_Objective_. All the data should be repeated exactly. Any image in it is left out.
-------- Data entries
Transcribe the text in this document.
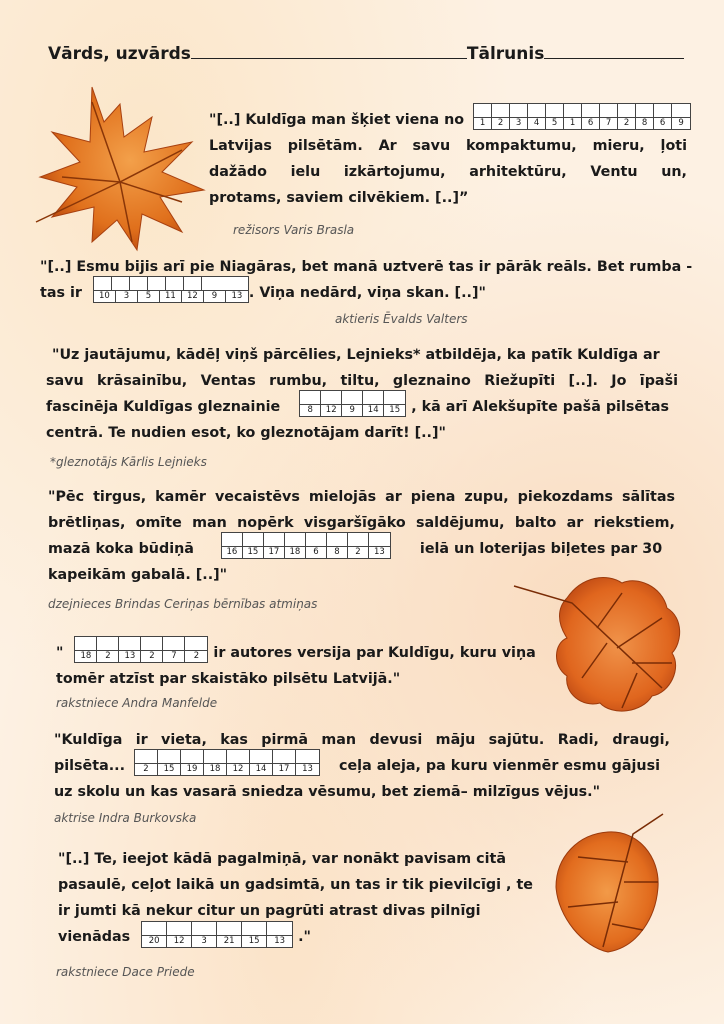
Vārds, uzvārds	Tālrunis
"[..] Kuldīga man šķiet viena no	1	2	3	4	5	1	6	7	2	8	6	9
Latvijas pilsētām. Ar savu kompaktumu, mieru, ļoti
dažādo ielu izkārtojumu, arhitektūru, Ventu un,
protams, saviem cilvēkiem. [..]”
režisors Varis Brasla
"[..] Esmu bijis arī pie Niagāras, bet manā uztverē tas ir pārāk reāls. Bet rumba -
tas ir	10	3	5	11	12	9	13 . Viņa nedārd, viņa skan. [..]"
aktieris Ēvalds Valters
"Uz jautājumu, kādēļ viņš pārcēlies, Lejnieks* atbildēja, ka patīk Kuldīga ar
savu krāsainību, Ventas rumbu, tiltu, gleznaino Riežupīti [..]. Jo īpaši
fascinēja Kuldīgas gleznainie	8	12	9	14	15 , kā arī Alekšupīte pašā pilsētas
centrā. Te nudien esot, ko gleznotājam darīt! [..]"
*gleznotājs Kārlis Lejnieks
"Pēc tirgus, kamēr vecaistēvs mielojās ar piena zupu, piekozdams sālītas
brētliņas, omīte man nopērk visgaršīgāko saldējumu, balto ar riekstiem,
mazā koka būdiņā	16	15	17	18	6	8	2	13	ielā un loterijas biļetes par 30
kapeikām gabalā. [..]"
dzejnieces Brindas Ceriņas bērnības atmiņas
"	18	2	13	2	7	2 ir autores versija par Kuldīgu, kuru viņa
tomēr atzīst par skaistāko pilsētu Latvijā."
rakstniece Andra Manfelde
"Kuldīga ir vieta, kas pirmā man devusi māju sajūtu. Radi, draugi,
pilsēta...	2	15	19	18	12	14	17	13	ceļa aleja, pa kuru vienmēr esmu gājusi
uz skolu un kas vasarā sniedza vēsumu, bet ziemā– milzīgus vējus."
aktrise Indra Burkovska
"[..] Te, ieejot kādā pagalmiņā, var nonākt pavisam citā
pasaulē, ceļot laikā un gadsimtā, un tas ir tik pievilcīgi , te
ir jumti kā nekur citur un pagrūti atrast divas pilnīgi
vienādas	20	12	3	21	15	13 ."
rakstniece Dace Priede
----------------
_Response_.
Transcribe the text in this document.
Vārds, uzvārds	Tālrunis
"[..] Kuldīga man šķiet viena no	1	2	3	4	5	1	6	7	2	8	6	9
Latvijas pilsētām. Ar savu kompaktumu, mieru, ļoti
dažādo ielu izkārtojumu, arhitektūru, Ventu un,
protams, saviem cilvēkiem. [..]”
režisors Varis Brasla
"[..] Esmu bijis arī pie Niagāras, bet manā uztverē tas ir pārāk reāls. Bet rumba -
tas ir	10	3	5	11	12	9	13 . Viņa nedārd, viņa skan. [..]"
aktieris Ēvalds Valters
"Uz jautājumu, kādēļ viņš pārcēlies, Lejnieks* atbildēja, ka patīk Kuldīga ar
savu krāsainību, Ventas rumbu, tiltu, gleznaino Riežupīti [..]. Jo īpaši
fascinēja Kuldīgas gleznainie	8	12	9	14	15 , kā arī Alekšupīte pašā pilsētas
centrā. Te nudien esot, ko gleznotājam darīt! [..]"
*gleznotājs Kārlis Lejnieks
"Pēc tirgus, kamēr vecaistēvs mielojās ar piena zupu, piekozdams sālītas
brētliņas, omīte man nopērk visgaršīgāko saldējumu, balto ar riekstiem,
mazā koka būdiņā	16	15	17	18	6	8	2	13	ielā un loterijas biļetes par 30
kapeikām gabalā. [..]"
dzejnieces Brindas Ceriņas bērnības atmiņas
"	18	2	13	2	7	2 ir autores versija par Kuldīgu, kuru viņa
tomēr atzīst par skaistāko pilsētu Latvijā."
rakstniece Andra Manfelde
"Kuldīga ir vieta, kas pirmā man devusi māju sajūtu. Radi, draugi,
pilsēta...	2	15	19	18	12	14	17	13	ceļa aleja, pa kuru vienmēr esmu gājusi
uz skolu un kas vasarā sniedza vēsumu, bet ziemā– milzīgus vējus."
aktrise Indra Burkovska
"[..] Te, ieejot kādā pagalmiņā, var nonākt pavisam citā
pasaulē, ceļot laikā un gadsimtā, un tas ir tik pievilcīgi , te
ir jumti kā nekur citur un pagrūti atrast divas pilnīgi
vienādas	20	12	3	21	15	13 ."
rakstniece Dace Priede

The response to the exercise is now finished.